WRITTEN TASK - Quote the full listing word for word.

(Records from a data source)
>> Start
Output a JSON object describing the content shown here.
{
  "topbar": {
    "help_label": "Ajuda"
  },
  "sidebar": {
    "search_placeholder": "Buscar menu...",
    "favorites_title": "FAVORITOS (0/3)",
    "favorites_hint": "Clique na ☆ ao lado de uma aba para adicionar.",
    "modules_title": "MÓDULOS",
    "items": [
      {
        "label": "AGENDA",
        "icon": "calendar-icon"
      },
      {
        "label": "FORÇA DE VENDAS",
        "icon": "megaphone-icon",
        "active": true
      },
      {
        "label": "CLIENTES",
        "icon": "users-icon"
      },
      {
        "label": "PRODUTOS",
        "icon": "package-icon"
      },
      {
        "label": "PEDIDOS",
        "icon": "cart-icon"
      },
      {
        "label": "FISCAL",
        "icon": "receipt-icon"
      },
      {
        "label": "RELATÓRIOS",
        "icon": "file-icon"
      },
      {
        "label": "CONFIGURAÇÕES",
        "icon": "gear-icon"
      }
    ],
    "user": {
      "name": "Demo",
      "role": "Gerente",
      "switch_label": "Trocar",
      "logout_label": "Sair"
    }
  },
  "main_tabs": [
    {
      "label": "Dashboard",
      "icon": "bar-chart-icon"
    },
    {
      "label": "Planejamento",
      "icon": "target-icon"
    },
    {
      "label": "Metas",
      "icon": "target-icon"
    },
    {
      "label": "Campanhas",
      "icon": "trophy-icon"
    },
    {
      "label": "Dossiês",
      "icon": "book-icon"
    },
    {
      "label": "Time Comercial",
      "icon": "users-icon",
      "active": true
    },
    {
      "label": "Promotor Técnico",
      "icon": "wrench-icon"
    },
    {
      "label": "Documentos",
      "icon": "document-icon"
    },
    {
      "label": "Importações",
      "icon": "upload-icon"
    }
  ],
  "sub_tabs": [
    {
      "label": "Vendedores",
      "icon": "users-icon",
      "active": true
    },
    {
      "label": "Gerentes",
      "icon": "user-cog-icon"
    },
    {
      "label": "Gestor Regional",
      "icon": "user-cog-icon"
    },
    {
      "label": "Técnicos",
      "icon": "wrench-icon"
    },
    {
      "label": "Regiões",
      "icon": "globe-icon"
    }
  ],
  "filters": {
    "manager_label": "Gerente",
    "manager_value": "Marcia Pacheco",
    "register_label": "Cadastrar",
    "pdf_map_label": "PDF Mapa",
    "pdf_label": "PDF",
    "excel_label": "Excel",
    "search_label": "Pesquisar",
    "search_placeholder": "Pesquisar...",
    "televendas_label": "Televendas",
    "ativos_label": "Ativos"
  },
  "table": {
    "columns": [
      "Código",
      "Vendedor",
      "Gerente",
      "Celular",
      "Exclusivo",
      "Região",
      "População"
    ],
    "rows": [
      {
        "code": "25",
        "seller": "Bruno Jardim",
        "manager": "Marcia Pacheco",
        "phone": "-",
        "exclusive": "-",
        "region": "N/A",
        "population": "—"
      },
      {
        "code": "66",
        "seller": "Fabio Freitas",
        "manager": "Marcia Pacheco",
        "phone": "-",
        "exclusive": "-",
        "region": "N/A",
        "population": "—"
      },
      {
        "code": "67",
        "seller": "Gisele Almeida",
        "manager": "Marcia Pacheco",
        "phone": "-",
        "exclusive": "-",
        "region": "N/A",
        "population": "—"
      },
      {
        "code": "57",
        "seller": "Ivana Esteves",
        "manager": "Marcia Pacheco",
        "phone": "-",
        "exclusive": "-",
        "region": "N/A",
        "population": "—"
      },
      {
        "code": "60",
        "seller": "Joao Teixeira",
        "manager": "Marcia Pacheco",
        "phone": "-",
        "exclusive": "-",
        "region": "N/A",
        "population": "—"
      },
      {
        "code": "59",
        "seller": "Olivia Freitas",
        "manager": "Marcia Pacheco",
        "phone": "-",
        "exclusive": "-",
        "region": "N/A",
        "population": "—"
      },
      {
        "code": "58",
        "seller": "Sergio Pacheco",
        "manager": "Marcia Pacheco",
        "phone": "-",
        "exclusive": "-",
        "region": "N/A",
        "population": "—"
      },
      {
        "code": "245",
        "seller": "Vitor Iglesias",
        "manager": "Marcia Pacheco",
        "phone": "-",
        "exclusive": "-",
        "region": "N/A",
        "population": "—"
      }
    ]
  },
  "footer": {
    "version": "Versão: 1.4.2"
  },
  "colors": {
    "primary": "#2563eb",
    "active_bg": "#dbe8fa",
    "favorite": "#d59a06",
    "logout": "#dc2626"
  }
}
>> End
ANSWER BELOW -
Output a JSON object describing the content shown here.
{
  "topbar": {
    "help_label": "Ajuda"
  },
  "sidebar": {
    "search_placeholder": "Buscar menu...",
    "favorites_title": "FAVORITOS (0/3)",
    "favorites_hint": "Clique na ☆ ao lado de uma aba para adicionar.",
    "modules_title": "MÓDULOS",
    "items": [
      {
        "label": "AGENDA",
        "icon": "calendar-icon"
      },
      {
        "label": "FORÇA DE VENDAS",
        "icon": "megaphone-icon",
        "active": true
      },
      {
        "label": "CLIENTES",
        "icon": "users-icon"
      },
      {
        "label": "PRODUTOS",
        "icon": "package-icon"
      },
      {
        "label": "PEDIDOS",
        "icon": "cart-icon"
      },
      {
        "label": "FISCAL",
        "icon": "receipt-icon"
      },
      {
        "label": "RELATÓRIOS",
        "icon": "file-icon"
      },
      {
        "label": "CONFIGURAÇÕES",
        "icon": "gear-icon"
      }
    ],
    "user": {
      "name": "Demo",
      "role": "Gerente",
      "switch_label": "Trocar",
      "logout_label": "Sair"
    }
  },
  "main_tabs": [
    {
      "label": "Dashboard",
      "icon": "bar-chart-icon"
    },
    {
      "label": "Planejamento",
      "icon": "target-icon"
    },
    {
      "label": "Metas",
      "icon": "target-icon"
    },
    {
      "label": "Campanhas",
      "icon": "trophy-icon"
    },
    {
      "label": "Dossiês",
      "icon": "book-icon"
    },
    {
      "label": "Time Comercial",
      "icon": "users-icon",
      "active": true
    },
    {
      "label": "Promotor Técnico",
      "icon": "wrench-icon"
    },
    {
      "label": "Documentos",
      "icon": "document-icon"
    },
    {
      "label": "Importações",
      "icon": "upload-icon"
    }
  ],
  "sub_tabs": [
    {
      "label": "Vendedores",
      "icon": "users-icon",
      "active": true
    },
    {
      "label": "Gerentes",
      "icon": "user-cog-icon"
    },
    {
      "label": "Gestor Regional",
      "icon": "user-cog-icon"
    },
    {
      "label": "Técnicos",
      "icon": "wrench-icon"
    },
    {
      "label": "Regiões",
      "icon": "globe-icon"
    }
  ],
  "filters": {
    "manager_label": "Gerente",
    "manager_value": "Marcia Pacheco",
    "register_label": "Cadastrar",
    "pdf_map_label": "PDF Mapa",
    "pdf_label": "PDF",
    "excel_label": "Excel",
    "search_label": "Pesquisar",
    "search_placeholder": "Pesquisar...",
    "televendas_label": "Televendas",
    "ativos_label": "Ativos"
  },
  "table": {
    "columns": [
      "Código",
      "Vendedor",
      "Gerente",
      "Celular",
      "Exclusivo",
      "Região",
      "População"
    ],
    "rows": [
      {
        "code": "25",
        "seller": "Bruno Jardim",
        "manager": "Marcia Pacheco",
        "phone": "-",
        "exclusive": "-",
        "region": "N/A",
        "population": "—"
      },
      {
        "code": "66",
        "seller": "Fabio Freitas",
        "manager": "Marcia Pacheco",
        "phone": "-",
        "exclusive": "-",
        "region": "N/A",
        "population": "—"
      },
      {
        "code": "67",
        "seller": "Gisele Almeida",
        "manager": "Marcia Pacheco",
        "phone": "-",
        "exclusive": "-",
        "region": "N/A",
        "population": "—"
      },
      {
        "code": "57",
        "seller": "Ivana Esteves",
        "manager": "Marcia Pacheco",
        "phone": "-",
        "exclusive": "-",
        "region": "N/A",
        "population": "—"
      },
      {
        "code": "60",
        "seller": "Joao Teixeira",
        "manager": "Marcia Pacheco",
        "phone": "-",
        "exclusive": "-",
        "region": "N/A",
        "population": "—"
      },
      {
        "code": "59",
        "seller": "Olivia Freitas",
        "manager": "Marcia Pacheco",
        "phone": "-",
        "exclusive": "-",
        "region": "N/A",
        "population": "—"
      },
      {
        "code": "58",
        "seller": "Sergio Pacheco",
        "manager": "Marcia Pacheco",
        "phone": "-",
        "exclusive": "-",
        "region": "N/A",
        "population": "—"
      },
      {
        "code": "245",
        "seller": "Vitor Iglesias",
        "manager": "Marcia Pacheco",
        "phone": "-",
        "exclusive": "-",
        "region": "N/A",
        "population": "—"
      }
    ]
  },
  "footer": {
    "version": "Versão: 1.4.2"
  },
  "colors": {
    "primary": "#2563eb",
    "active_bg": "#dbe8fa",
    "favorite": "#d59a06",
    "logout": "#dc2626"
  }
}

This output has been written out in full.